→ **TUGAS YANG DIKERJAKAN**:
- 1) Rangkum teks tentang wayang kulit Ki Ledjar Soebroto dalam dua kalimat.
- 2) Sambung teks tentang wayang kulit Ki Ledjar Soebroto, dimulai setelah kalimat terakhirnya.

→ **POTONGAN DOKUMEN**:
------------------------------------------------------------------------

Pada tahun 2009, Ki Ledjar Soebroto membawakan pertunjukan Wayang Revolusi. Tahun ini, ia berencana untuk membawakan Wayang Kulit tentang letusan Gunung Merapi pada tahun lalu.
Selain, pertunjukan wayang ini, satu set wayang kulit buatan Ki Ledjar Soebroto menjadi koleksi permanen di museum tersebut.
Wayang kulit buatan Ki Ledjar juga telah menjadi koleksi permanen di berbagai museum di Belanda, seperti Wayang Kulit VOC di Westfries Museum, Hoorn, dan Wayang Kancil di Tropenmuseum, Amsterdam.
Menurut Cindy Smits, seorang warga Belanda dan pengajar di Instituut Indonesische Cursussen di Leiden, pertunjukan tersebut sangat menarik dan berbeda dari pertunjukan wayang sebelumnya yang pernah ia saksikan.
Di sisi lain, seorang arkeolog, Prof Hedi Hinzler, yang turut membantu pelaksanaan pertunjukan wayang “Willem van Oranje,” mengakui bahwa pertunjukan ini menjadi sarana pendidikan bagi masyarakat Belanda, khususnya anak-anak.
Hedi Hinzler, seorang ahli purbakala Asia, menyatakan bahwa dengan diselenggarakannya pertunjukan wayang ini, warga Belanda dapat menyaksikan sejarah dalam bentuk yang berbeda.
Nanang, pembuat wayang yang mengisahkan perjuangan Pangeran William, menjelaskan bahwa pembuatan wayang ini bertujuan sebagai wahana pendidikan anak-anak untuk memahami sejarah Belanda.
Selain, wayang yang dipamerkan, juga ada pemutaran film animasi Wayang William van Oranje yang dibuat oleh Ananto Wicaksono sendiri.

------------------------------------------------------------------------

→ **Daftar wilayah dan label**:
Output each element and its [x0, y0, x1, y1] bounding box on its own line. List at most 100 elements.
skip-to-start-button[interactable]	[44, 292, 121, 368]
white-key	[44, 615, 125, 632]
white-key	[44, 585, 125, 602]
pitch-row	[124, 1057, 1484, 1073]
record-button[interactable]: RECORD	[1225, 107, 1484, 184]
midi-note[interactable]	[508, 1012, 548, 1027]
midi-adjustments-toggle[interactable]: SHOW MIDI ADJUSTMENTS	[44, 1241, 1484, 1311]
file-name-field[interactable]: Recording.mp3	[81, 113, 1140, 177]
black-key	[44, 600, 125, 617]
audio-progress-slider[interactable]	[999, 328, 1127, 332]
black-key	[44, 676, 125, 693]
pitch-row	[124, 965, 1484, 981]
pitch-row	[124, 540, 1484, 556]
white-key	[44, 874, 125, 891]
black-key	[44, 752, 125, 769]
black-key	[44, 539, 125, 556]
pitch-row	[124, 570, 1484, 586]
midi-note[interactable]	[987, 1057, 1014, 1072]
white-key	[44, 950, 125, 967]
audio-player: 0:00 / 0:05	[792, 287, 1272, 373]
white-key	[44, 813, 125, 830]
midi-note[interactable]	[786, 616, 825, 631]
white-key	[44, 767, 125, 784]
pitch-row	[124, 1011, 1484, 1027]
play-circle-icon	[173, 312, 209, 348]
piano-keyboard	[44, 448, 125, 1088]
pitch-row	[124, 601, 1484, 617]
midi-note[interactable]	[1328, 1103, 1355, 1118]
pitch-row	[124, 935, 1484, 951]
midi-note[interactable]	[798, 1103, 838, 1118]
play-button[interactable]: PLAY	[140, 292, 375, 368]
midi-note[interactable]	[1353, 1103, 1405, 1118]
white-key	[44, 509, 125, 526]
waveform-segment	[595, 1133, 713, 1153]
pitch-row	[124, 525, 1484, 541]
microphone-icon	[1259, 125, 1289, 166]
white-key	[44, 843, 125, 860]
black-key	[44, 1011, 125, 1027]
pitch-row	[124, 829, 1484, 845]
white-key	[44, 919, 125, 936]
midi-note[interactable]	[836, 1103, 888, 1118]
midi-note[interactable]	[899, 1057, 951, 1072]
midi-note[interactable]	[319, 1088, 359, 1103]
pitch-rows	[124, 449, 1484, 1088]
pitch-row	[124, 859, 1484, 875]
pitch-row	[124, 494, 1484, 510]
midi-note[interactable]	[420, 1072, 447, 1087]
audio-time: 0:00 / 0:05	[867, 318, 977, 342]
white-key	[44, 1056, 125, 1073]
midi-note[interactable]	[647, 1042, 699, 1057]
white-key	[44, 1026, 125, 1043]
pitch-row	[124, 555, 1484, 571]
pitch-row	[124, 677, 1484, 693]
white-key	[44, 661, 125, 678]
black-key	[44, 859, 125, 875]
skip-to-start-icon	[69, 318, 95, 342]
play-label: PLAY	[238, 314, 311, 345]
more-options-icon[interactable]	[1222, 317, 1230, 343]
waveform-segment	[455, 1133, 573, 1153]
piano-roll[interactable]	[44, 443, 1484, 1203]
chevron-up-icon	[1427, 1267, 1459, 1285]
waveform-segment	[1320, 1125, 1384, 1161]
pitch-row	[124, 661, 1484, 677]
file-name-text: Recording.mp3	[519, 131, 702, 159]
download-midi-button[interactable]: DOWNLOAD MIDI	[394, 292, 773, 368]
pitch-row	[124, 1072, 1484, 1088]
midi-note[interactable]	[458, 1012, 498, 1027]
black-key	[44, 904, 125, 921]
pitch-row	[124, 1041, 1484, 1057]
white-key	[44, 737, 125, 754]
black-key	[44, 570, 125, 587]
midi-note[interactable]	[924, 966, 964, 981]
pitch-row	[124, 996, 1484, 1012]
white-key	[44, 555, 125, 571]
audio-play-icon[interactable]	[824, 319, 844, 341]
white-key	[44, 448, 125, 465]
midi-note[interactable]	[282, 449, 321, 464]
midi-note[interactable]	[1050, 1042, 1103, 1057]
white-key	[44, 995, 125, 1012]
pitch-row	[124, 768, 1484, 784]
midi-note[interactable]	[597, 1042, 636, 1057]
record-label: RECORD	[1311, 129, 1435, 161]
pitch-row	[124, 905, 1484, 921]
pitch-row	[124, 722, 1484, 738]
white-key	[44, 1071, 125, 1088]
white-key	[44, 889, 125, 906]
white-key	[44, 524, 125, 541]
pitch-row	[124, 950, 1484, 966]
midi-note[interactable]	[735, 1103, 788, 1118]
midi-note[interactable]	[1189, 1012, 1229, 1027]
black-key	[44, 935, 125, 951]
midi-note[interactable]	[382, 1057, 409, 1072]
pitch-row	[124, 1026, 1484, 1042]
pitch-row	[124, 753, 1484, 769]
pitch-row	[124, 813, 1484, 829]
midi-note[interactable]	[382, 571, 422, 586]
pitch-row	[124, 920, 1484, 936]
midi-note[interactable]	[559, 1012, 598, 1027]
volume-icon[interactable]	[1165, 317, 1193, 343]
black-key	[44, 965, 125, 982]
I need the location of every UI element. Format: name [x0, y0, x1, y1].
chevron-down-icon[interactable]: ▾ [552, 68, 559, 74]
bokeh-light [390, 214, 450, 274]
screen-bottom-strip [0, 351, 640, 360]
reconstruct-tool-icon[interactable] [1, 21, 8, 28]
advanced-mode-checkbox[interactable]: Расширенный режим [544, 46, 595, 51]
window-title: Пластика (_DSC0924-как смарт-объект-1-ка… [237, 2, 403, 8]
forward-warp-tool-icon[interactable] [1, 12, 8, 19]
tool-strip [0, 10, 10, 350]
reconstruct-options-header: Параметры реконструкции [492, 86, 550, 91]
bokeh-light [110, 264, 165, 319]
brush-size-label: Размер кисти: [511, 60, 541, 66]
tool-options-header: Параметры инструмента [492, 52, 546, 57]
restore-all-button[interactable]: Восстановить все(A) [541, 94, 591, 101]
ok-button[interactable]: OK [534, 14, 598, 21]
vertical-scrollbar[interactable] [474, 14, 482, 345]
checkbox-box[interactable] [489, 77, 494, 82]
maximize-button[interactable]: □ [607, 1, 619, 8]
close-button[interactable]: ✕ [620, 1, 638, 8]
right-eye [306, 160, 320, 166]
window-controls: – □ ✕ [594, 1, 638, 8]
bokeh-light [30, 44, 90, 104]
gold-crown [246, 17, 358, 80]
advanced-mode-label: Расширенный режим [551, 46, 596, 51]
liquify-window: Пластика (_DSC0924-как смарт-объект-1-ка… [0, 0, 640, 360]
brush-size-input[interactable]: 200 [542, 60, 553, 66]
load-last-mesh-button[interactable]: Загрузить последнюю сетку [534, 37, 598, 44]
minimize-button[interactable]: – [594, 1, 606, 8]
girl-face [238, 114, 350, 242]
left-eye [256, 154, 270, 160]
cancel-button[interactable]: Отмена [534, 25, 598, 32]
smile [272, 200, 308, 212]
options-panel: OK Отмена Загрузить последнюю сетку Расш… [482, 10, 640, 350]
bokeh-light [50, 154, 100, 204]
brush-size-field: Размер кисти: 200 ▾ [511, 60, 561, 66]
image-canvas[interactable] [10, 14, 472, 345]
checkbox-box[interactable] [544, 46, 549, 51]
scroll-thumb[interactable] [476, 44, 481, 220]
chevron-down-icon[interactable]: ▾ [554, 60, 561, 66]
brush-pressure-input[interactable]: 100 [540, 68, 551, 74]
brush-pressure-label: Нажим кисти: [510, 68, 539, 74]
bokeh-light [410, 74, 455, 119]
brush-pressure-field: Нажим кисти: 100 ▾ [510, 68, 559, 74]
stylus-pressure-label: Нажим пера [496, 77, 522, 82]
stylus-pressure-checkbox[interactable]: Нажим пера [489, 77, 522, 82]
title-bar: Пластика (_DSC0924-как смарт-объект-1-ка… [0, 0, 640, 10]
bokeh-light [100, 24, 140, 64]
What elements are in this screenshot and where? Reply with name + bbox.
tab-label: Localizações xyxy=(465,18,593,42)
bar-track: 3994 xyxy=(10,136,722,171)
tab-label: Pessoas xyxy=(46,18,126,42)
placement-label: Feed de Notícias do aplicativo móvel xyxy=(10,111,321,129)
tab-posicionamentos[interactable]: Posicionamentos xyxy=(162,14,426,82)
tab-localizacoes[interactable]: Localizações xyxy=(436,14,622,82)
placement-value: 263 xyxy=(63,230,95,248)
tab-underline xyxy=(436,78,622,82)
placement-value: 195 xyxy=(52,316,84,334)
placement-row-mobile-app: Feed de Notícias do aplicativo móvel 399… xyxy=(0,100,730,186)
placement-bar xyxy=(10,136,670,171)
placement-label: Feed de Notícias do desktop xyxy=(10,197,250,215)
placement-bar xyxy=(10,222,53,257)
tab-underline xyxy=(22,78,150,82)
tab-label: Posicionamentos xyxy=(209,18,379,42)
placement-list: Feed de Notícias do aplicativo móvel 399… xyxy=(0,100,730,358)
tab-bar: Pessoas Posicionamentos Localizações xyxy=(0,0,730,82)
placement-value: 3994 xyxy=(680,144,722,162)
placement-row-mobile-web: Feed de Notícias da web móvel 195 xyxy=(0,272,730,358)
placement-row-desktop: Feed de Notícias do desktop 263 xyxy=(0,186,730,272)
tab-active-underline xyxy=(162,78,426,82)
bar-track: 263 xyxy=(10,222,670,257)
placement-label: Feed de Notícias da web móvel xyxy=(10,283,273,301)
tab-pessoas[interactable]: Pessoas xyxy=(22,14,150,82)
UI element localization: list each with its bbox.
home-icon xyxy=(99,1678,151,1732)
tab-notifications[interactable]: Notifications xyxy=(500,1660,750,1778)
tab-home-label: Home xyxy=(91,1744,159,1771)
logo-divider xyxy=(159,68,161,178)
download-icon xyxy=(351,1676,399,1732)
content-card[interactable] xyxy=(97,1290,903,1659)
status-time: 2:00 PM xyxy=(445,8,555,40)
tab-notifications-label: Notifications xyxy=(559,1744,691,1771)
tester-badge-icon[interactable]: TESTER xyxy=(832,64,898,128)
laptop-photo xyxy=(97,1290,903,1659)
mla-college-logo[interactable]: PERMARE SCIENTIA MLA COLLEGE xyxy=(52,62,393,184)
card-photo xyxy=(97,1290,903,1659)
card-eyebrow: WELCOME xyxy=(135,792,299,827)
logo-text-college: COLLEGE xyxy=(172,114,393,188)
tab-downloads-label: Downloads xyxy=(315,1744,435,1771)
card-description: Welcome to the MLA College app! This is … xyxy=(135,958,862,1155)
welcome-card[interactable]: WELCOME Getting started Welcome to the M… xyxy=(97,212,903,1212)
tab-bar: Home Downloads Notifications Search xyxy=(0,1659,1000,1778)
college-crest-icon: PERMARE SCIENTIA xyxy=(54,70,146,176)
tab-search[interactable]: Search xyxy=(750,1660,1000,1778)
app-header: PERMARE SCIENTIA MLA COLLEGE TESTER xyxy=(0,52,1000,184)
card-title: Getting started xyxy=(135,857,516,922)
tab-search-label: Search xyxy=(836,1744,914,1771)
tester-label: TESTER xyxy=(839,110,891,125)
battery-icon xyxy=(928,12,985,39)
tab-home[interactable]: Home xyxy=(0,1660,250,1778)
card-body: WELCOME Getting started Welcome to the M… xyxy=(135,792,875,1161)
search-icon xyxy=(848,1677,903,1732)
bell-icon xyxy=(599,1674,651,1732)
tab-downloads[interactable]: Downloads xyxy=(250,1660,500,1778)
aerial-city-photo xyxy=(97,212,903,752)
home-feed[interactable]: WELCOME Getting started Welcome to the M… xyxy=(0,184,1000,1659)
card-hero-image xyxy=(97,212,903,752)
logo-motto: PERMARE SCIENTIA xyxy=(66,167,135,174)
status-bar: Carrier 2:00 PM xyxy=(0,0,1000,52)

------------------------------------------------------------------------

→ **JAWABAN TERTULIS**:
- 1) Wayang kulit buatan Ki Ledjar Soebroto menjadi koleksi permanen di berbagai museum di Belanda, seperti Wayang Kulit VOC di Westfries Museum, Hoorn, dan Wayang Kancil di Tropenmuseum, Amsterdam. Cindy Smits menilai pertunjukan wayang tersebut sangat menarik dan berbeda, sedangkan Prof Hedi Hinzler dan Nanang memandang pertunjukan dan pembuatan wayang ini sebagai sarana pendidikan sejarah bagi masyarakat Belanda, khususnya anak-anak.

- 2)
Daya Tarik Mistisme dalam Wayang
Dalam Tulisan Risdhaniar Iswara, diungkapkan bahwa pertunjukkan wayang kulit erat kaitannya dengan seorang dalang, dan kebudayaan ini, berasal dari Jawa, membawa makna filosofis yang diaplikasikan dalam kehidupan sehari-hari, terutama di kalangan dalang dari kota Nganjuk, Jawa Timur.
Para dalang di sana umumnya memandang pertunjukan wayang kulit sebagai bentuk tuntunan, hiburan, dan juga sebagai upacara ritual maupun seremonial.
Dalam peranannya dalam upacara ritual, dalang menjadi pusat perhatian dalam pertunjukan wayang. Elemen magis dan mistis dalam pertunjukan wayang masih sangat kuat, terlihat pada upacara Bersih Desa di Kecamatan Ngronggot, Kabupaten Nganjuk, di mana sang dalang menempatkan sesaji dan melakukan doa serta mantra sebelum pertunjukan dimulai.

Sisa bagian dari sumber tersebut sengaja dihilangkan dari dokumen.